# START OF DATASET EXCERPTS

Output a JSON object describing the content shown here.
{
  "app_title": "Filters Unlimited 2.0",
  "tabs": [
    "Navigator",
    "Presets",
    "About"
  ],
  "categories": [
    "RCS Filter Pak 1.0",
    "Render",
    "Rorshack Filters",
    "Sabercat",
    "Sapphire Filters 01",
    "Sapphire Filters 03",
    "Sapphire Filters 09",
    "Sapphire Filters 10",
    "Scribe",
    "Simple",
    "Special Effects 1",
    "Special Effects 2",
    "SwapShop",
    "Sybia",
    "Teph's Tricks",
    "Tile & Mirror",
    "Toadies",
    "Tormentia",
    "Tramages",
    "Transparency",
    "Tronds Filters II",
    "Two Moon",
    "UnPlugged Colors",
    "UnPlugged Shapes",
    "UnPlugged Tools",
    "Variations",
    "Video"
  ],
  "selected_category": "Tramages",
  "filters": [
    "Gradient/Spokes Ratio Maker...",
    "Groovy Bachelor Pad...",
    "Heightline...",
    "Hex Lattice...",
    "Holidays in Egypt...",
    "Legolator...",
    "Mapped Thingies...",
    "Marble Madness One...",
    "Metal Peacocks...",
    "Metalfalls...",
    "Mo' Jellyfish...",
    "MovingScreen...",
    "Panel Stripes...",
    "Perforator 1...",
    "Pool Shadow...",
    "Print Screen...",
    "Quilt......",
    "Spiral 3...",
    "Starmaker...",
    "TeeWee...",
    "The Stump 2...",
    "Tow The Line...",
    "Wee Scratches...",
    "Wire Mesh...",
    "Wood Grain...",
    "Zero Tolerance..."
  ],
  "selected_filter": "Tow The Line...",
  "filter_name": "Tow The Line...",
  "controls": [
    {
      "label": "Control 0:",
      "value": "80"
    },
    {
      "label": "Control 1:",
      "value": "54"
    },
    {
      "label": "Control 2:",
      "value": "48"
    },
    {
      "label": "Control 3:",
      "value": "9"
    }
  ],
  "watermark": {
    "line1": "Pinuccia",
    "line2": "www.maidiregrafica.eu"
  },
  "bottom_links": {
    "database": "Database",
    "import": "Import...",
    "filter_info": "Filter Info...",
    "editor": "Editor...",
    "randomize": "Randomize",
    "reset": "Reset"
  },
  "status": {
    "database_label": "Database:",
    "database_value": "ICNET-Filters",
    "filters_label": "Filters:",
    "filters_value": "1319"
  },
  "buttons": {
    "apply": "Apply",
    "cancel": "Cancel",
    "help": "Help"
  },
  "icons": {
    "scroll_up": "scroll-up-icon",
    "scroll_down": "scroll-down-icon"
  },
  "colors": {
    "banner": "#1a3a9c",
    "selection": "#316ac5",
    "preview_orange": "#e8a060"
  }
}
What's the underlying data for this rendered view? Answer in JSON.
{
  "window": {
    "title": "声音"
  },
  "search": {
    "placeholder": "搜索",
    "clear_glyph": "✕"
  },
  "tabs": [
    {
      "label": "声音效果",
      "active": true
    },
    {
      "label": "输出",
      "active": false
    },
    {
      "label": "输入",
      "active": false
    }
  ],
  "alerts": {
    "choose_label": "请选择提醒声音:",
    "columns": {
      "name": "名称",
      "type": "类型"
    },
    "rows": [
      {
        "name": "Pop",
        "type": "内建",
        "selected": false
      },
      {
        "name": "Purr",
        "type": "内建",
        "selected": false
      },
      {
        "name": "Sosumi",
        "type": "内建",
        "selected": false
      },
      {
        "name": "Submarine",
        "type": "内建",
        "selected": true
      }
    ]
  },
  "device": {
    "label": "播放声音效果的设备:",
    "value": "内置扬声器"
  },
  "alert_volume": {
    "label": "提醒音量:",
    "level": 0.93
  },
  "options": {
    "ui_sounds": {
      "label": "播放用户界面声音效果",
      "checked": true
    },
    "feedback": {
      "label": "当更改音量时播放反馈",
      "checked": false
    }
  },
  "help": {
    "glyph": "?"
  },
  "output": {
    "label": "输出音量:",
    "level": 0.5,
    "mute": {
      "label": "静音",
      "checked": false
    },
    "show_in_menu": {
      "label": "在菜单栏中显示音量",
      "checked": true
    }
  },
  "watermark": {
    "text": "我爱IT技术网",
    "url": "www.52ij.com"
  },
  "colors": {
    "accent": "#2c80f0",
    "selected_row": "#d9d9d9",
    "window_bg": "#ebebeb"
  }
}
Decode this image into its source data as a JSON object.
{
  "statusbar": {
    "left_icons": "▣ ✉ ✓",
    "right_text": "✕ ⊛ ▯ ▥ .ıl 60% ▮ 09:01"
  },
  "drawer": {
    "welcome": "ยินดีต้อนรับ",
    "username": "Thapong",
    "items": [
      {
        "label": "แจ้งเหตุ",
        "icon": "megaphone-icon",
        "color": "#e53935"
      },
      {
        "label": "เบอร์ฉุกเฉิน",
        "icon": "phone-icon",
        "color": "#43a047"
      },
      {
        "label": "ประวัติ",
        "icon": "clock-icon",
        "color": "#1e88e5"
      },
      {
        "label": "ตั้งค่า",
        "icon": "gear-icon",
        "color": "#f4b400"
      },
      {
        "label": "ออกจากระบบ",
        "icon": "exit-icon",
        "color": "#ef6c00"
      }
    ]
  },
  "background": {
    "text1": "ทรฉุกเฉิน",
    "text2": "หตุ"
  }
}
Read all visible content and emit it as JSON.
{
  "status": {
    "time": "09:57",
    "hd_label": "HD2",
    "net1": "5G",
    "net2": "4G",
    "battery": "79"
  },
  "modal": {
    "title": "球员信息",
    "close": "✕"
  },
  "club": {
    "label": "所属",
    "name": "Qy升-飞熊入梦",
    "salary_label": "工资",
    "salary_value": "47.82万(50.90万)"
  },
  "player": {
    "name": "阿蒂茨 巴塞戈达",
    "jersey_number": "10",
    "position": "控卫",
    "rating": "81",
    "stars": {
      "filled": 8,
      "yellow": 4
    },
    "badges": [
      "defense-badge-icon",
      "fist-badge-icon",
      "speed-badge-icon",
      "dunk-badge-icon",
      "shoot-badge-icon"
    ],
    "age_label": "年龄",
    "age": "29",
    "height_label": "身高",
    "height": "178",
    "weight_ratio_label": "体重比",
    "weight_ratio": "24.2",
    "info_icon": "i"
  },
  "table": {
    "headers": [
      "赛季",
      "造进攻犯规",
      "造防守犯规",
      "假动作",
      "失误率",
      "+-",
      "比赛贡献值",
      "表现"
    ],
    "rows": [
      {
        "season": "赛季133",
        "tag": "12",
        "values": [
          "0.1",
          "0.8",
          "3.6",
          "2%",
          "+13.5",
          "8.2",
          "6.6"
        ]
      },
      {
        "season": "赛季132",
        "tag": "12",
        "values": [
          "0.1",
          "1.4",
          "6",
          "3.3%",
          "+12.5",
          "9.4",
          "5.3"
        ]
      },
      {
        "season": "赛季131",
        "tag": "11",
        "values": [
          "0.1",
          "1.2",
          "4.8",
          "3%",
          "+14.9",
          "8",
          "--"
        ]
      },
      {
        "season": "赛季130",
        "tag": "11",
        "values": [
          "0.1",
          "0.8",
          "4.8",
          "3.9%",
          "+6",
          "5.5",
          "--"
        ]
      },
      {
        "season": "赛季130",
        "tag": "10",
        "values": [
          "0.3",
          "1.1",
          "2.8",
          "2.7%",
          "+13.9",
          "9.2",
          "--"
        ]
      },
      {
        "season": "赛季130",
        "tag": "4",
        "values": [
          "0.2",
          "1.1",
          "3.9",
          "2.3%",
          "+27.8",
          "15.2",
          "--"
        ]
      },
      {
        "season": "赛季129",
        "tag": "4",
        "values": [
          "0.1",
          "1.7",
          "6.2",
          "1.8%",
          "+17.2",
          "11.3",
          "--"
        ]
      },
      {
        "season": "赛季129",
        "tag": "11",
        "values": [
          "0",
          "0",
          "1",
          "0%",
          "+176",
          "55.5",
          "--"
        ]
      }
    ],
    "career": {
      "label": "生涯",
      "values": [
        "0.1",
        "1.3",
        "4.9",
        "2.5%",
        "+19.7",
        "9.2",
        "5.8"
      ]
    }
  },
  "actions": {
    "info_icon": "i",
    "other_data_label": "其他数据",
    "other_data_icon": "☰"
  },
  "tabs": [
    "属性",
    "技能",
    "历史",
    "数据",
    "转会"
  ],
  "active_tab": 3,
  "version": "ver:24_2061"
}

# END OF DATASET EXCERPTS

Give the number of lines where the string "JSON" occurs, without any further text.

§ **FULL RESPONSE**: 4